> What is required
Print the entries below in their entirety, exactly as they are written.

> Dataset records
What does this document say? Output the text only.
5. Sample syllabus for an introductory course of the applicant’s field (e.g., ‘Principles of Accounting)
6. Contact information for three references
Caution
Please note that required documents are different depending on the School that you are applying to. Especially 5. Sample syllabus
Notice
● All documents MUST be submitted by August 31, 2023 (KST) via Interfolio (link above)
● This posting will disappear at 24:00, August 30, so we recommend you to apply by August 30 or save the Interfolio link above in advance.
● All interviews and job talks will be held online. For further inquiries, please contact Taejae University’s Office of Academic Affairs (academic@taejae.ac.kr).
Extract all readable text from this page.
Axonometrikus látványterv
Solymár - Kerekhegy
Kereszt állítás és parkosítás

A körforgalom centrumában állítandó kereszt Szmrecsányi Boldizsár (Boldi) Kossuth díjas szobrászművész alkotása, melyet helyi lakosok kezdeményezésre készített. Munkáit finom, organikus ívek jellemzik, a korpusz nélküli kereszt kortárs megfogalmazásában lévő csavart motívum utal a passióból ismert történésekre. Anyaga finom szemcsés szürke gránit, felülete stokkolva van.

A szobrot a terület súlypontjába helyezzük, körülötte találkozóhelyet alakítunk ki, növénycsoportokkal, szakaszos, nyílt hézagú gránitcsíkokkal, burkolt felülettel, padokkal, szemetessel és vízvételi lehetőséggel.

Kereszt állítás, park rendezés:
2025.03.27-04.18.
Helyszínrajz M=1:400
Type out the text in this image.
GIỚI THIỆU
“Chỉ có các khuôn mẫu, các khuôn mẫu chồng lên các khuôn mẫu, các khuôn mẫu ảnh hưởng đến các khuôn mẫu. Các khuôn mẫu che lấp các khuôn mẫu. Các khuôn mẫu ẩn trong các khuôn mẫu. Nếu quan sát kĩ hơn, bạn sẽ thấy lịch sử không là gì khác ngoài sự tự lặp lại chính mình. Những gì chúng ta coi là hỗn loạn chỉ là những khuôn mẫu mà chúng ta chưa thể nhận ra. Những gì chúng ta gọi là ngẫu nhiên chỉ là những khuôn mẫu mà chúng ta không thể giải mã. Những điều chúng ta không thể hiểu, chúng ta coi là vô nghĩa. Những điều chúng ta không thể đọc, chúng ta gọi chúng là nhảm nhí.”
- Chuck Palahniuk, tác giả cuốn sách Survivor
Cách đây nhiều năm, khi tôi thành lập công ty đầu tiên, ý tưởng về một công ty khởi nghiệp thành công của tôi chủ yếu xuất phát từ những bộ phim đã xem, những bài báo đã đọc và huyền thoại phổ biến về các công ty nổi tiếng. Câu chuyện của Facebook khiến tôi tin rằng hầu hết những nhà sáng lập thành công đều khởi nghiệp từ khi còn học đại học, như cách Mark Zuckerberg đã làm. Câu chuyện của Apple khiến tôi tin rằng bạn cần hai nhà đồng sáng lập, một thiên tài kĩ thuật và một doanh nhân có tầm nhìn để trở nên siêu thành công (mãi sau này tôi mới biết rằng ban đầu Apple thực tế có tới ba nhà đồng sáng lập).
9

> Output for this task
What does this document say? Output the text only.
5. Sample syllabus for an introductory course of the applicant’s field (e.g., ‘Principles of Accounting)
6. Contact information for three references
Caution
Please note that required documents are different depending on the School that you are applying to. Especially 5. Sample syllabus
Notice
● All documents MUST be submitted by August 31, 2023 (KST) via Interfolio (link above)
● This posting will disappear at 24:00, August 30, so we recommend you to apply by August 30 or save the Interfolio link above in advance.
● All interviews and job talks will be held online. For further inquiries, please contact Taejae University’s Office of Academic Affairs (academic@taejae.ac.kr).
Extract all readable text from this page.
Axonometrikus látványterv
Solymár - Kerekhegy
Kereszt állítás és parkosítás

A körforgalom centrumában állítandó kereszt Szmrecsányi Boldizsár (Boldi) Kossuth díjas szobrászművész alkotása, melyet helyi lakosok kezdeményezésre készített. Munkáit finom, organikus ívek jellemzik, a korpusz nélküli kereszt kortárs megfogalmazásában lévő csavart motívum utal a passióból ismert történésekre. Anyaga finom szemcsés szürke gránit, felülete stokkolva van.

A szobrot a terület súlypontjába helyezzük, körülötte találkozóhelyet alakítunk ki, növénycsoportokkal, szakaszos, nyílt hézagú gránitcsíkokkal, burkolt felülettel, padokkal, szemetessel és vízvételi lehetőséggel.

Kereszt állítás, park rendezés:
2025.03.27-04.18.
Helyszínrajz M=1:400
Type out the text in this image.
GIỚI THIỆU
“Chỉ có các khuôn mẫu, các khuôn mẫu chồng lên các khuôn mẫu, các khuôn mẫu ảnh hưởng đến các khuôn mẫu. Các khuôn mẫu che lấp các khuôn mẫu. Các khuôn mẫu ẩn trong các khuôn mẫu. Nếu quan sát kĩ hơn, bạn sẽ thấy lịch sử không là gì khác ngoài sự tự lặp lại chính mình. Những gì chúng ta coi là hỗn loạn chỉ là những khuôn mẫu mà chúng ta chưa thể nhận ra. Những gì chúng ta gọi là ngẫu nhiên chỉ là những khuôn mẫu mà chúng ta không thể giải mã. Những điều chúng ta không thể hiểu, chúng ta coi là vô nghĩa. Những điều chúng ta không thể đọc, chúng ta gọi chúng là nhảm nhí.”
- Chuck Palahniuk, tác giả cuốn sách Survivor
Cách đây nhiều năm, khi tôi thành lập công ty đầu tiên, ý tưởng về một công ty khởi nghiệp thành công của tôi chủ yếu xuất phát từ những bộ phim đã xem, những bài báo đã đọc và huyền thoại phổ biến về các công ty nổi tiếng. Câu chuyện của Facebook khiến tôi tin rằng hầu hết những nhà sáng lập thành công đều khởi nghiệp từ khi còn học đại học, như cách Mark Zuckerberg đã làm. Câu chuyện của Apple khiến tôi tin rằng bạn cần hai nhà đồng sáng lập, một thiên tài kĩ thuật và một doanh nhân có tầm nhìn để trở nên siêu thành công (mãi sau này tôi mới biết rằng ban đầu Apple thực tế có tới ba nhà đồng sáng lập).
9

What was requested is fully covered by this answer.